Exercise brief —
Return each line of the data below verbatim; pictures are to be left out.

>> BEGIN Working data

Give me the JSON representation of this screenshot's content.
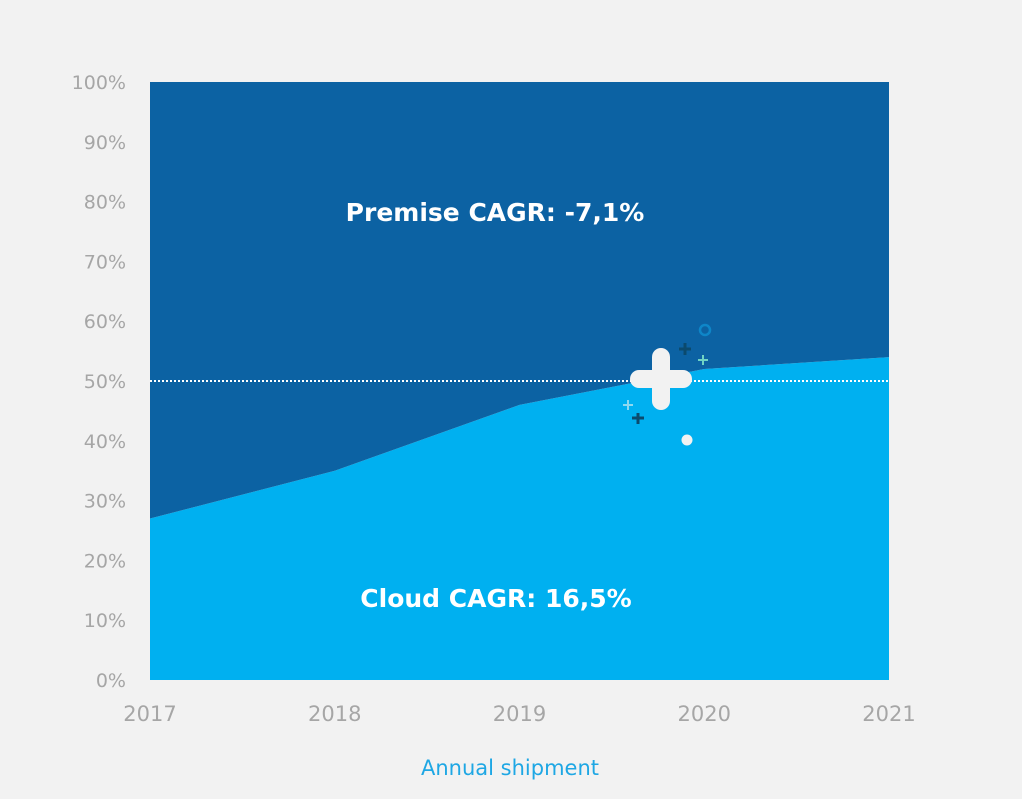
{
  "chart_data": {
    "type": "area",
    "stacked": "percent",
    "categories": [
      "2017",
      "2018",
      "2019",
      "2020",
      "2021"
    ],
    "series": [
      {
        "name": "Cloud",
        "values": [
          27,
          35,
          46,
          52,
          54
        ],
        "color": "#00b0f0"
      },
      {
        "name": "Premise",
        "values": [
          73,
          65,
          54,
          48,
          46
        ],
        "color": "#0c62a3"
      }
    ],
    "xlabel": "Annual shipment",
    "ylabel": "",
    "ylim": [
      0,
      100
    ],
    "yticks": [
      "0%",
      "10%",
      "20%",
      "30%",
      "40%",
      "50%",
      "60%",
      "70%",
      "80%",
      "90%",
      "100%"
    ],
    "reference_line": {
      "value": 50,
      "style": "dotted",
      "color": "#ffffff"
    },
    "annotations": [
      {
        "text": "Premise CAGR: -7,1%",
        "series": "Premise"
      },
      {
        "text": "Cloud CAGR: 16,5%",
        "series": "Cloud"
      }
    ],
    "grid": false,
    "legend": "none",
    "background": "#f2f2f2",
    "decoration_icons": [
      "plus-sparkle-icon",
      "circle-icon"
    ]
  }
}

>> END Working data

Answer for this exercise —
Give me the JSON representation of this screenshot's content.
{
  "chart_data": {
    "type": "area",
    "stacked": "percent",
    "categories": [
      "2017",
      "2018",
      "2019",
      "2020",
      "2021"
    ],
    "series": [
      {
        "name": "Cloud",
        "values": [
          27,
          35,
          46,
          52,
          54
        ],
        "color": "#00b0f0"
      },
      {
        "name": "Premise",
        "values": [
          73,
          65,
          54,
          48,
          46
        ],
        "color": "#0c62a3"
      }
    ],
    "xlabel": "Annual shipment",
    "ylabel": "",
    "ylim": [
      0,
      100
    ],
    "yticks": [
      "0%",
      "10%",
      "20%",
      "30%",
      "40%",
      "50%",
      "60%",
      "70%",
      "80%",
      "90%",
      "100%"
    ],
    "reference_line": {
      "value": 50,
      "style": "dotted",
      "color": "#ffffff"
    },
    "annotations": [
      {
        "text": "Premise CAGR: -7,1%",
        "series": "Premise"
      },
      {
        "text": "Cloud CAGR: 16,5%",
        "series": "Cloud"
      }
    ],
    "grid": false,
    "legend": "none",
    "background": "#f2f2f2",
    "decoration_icons": [
      "plus-sparkle-icon",
      "circle-icon"
    ]
  }
}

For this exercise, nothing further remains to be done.